## DOCUMENT EXCERPT:

LONDON — Tomorrow night the curtains will close on “You Me Bum Bum Train,” an immersive, personalized, interactive performance experience that takes the narcissistic selfie craze to new levels by asking audience members to actively take part in the promenade-style show that puts them at the center of the action. And sources say the phenomenon could be heading for a New York staging as early as next year.

Tickets for this wildly successful show were released in three sell-out batches. The show’s site crashed the first time around due to the huge demand, so subsequent releases were issued via a ballot style for 49.50 pounds, about $72 at current exchange, a bargain when one considers the meticulous attention to detail put into the production by creators Kate Bond and Morgan Lloyd. Tickets on eBay were fetching upwards of $200.

CIA-levels of secrecy surround details of the show, which has been compared to Kafka’s “The Trial,” in which Josef K keeps turning up in situations that are unexpected but where everyone seems to expect him.

The whole event is referred to as a “ride”, and everyone involved, from the audience members (called “passengers”), to the hundreds of nightly volunteers required to stage the show are required to sign lengthy non-disclosure agreements before they can take part, so there’s not a lot that reviewers can reveal about the experience itself. And, naturally, Instagramming anything in the show is verboten.

Document structure recognition data:
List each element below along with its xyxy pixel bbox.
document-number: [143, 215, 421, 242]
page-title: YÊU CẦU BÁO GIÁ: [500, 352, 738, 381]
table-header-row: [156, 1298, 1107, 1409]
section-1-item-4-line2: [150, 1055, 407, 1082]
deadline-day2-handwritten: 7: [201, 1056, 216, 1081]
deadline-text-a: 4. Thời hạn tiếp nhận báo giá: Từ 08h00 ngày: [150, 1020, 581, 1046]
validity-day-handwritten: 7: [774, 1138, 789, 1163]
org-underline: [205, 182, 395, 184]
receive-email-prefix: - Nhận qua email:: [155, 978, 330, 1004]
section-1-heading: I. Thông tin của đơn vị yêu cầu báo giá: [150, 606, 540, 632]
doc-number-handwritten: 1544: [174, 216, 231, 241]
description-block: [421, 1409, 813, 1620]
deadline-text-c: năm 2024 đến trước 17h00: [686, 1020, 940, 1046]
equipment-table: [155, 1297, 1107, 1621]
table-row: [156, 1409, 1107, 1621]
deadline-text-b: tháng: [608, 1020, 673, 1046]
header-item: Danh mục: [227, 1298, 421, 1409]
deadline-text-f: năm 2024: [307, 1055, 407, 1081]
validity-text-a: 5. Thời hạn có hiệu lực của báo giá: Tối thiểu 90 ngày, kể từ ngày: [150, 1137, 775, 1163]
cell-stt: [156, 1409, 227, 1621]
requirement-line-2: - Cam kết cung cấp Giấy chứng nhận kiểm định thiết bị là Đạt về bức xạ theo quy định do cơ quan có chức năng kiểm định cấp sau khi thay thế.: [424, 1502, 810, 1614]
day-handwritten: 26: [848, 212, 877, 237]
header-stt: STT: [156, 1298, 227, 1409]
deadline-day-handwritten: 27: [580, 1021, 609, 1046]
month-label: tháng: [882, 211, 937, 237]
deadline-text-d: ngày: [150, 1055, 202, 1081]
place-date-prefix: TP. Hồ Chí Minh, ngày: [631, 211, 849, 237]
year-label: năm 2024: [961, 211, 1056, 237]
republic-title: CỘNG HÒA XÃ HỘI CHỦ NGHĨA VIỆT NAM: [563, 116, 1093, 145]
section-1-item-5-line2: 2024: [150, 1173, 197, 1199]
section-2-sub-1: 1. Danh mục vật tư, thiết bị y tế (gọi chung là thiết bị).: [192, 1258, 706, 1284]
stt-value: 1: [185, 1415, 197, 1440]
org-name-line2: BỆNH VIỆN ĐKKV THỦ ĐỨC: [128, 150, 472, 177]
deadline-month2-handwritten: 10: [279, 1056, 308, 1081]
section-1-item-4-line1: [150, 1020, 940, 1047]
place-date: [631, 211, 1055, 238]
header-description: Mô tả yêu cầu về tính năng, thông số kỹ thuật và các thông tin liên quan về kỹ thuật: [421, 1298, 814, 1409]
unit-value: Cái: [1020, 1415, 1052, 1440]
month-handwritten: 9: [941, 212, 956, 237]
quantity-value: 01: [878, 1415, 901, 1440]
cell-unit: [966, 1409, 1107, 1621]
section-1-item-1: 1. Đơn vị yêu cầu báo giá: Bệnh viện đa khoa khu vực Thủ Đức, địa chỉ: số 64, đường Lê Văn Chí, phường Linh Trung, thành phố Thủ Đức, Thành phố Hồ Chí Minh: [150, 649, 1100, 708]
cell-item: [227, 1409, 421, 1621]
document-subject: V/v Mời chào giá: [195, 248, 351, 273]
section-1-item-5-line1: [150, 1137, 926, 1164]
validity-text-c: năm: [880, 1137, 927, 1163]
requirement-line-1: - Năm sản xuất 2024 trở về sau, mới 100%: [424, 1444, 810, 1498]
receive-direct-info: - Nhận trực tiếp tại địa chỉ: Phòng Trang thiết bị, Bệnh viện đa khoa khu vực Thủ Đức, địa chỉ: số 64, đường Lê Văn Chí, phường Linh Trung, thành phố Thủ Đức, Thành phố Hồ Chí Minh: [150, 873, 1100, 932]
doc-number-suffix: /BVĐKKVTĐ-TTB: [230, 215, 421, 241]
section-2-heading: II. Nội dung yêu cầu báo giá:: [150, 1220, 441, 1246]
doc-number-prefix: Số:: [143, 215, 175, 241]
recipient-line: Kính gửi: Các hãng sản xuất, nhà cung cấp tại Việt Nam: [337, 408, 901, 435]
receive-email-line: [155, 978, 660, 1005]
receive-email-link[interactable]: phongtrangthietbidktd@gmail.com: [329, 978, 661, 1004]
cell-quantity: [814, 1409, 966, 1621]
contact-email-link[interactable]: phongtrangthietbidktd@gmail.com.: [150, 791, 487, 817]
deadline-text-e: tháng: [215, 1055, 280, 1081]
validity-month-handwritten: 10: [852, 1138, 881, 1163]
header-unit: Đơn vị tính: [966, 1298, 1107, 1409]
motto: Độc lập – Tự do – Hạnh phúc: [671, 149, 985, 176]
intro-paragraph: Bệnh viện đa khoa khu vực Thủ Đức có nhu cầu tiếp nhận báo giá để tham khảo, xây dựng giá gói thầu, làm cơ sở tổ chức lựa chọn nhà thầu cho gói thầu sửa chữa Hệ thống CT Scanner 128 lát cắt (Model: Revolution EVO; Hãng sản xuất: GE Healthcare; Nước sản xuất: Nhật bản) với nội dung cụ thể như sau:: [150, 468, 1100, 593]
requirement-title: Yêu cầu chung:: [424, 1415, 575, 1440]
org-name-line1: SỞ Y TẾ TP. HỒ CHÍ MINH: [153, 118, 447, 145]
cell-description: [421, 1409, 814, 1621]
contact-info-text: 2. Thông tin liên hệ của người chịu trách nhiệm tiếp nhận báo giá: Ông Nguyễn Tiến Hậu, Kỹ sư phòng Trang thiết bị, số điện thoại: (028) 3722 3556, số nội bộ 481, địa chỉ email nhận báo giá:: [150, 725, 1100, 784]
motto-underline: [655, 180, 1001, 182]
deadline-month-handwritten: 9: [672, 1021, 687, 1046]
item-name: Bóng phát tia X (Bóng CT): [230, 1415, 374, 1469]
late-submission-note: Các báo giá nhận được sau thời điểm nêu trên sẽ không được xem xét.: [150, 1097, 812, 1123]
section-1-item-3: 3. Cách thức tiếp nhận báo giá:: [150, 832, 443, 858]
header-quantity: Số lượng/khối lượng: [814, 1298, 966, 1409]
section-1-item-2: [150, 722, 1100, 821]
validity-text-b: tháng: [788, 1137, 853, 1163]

## APPLY WHAT YOU READ:
a: Answer these about the article on "You Me Bum Bum Train":
(i) Who created the show?
(ii) What are audience members called?
(iii) How much did tickets cost once they were issued by ballot, in pounds?
b: Write the next part of the article on "You Me Bum Bum Train," picking up after its last sentence.

## TASK-BY-TASK OUTPUTS:
a:
(i) Kate Bond and Morgan Lloyd
(ii) "Passengers"
(iii) 49.50 pounds

b:
When WWD approached the team about this story, it was told that press tickets had all been allocated so the best way to experience the show would be by becoming one of the 450 volunteers required to run the show each night (it has been performed on Thursday and Saturday nights during this season), with people signing up to help cast the show, peel vegetables for the catering, call and confirm other prospective volunteers, and take part as performers in various tableaux that make up the surreal event.

After reporting to an unmarked doorway in London’s Soho, at a disused building formerly occupied by Foyles book shop, passengers are ticked off a list by a burly security guard, instructed by receptionists to sign the NDA, weighed (don’t ask; can’t tell), and advised that if a scene becomes too intense, they should place their hands in a “T” shape and repeat “time out” three times. They are then given a “departure time” and shown to a waiting room to await their ride.

Passengers go through each of the dozens of scenes, which stretch from the surreal to the touchingly poignant, alone. Sometimes interacting with performers, and other times just witnessing the action — all without any warning of what’s coming next. The scenes have been devised to provide a snapshot from life that most people would never have the opportunity to experience. Imagine being asked to present a major ad campaign to a brand’s stakeholders or perform life-saving surgery, or give a keynote speech on metaphysics to a crowd of experts, or slide along a conveyor belt as a car part in a factory, or hide from assailants in a cold storage facility (caveat: these are imagined, not actual scenes from “You Me Bum Bum Train”).

Prince Harry and Cara Delevingne have been among the celebrities to take part as passengers, as well as Benedict Cumberbatch, David Tennant, Dominic West, Stephen Fry and Jude Law.

Bond and Lloyd met at art school, where the former was studying illustration and the latter was studying film. A few years after graduation, they started putting on events in the basement of a Brighton office building. Since those humble beginnings, it has grown into something of a cult, with passengers describing it as life-changing. In 2010, it won The Oxford Samuel Beckett Theatre Trust Award and was nominated for an Olivier Award.

While “You Me Bum Bum Train” declined to confirm whether the show would open in New York, sources say that they are in talks and might be looking to open in 2017, depending on whether a suitable venue could be found.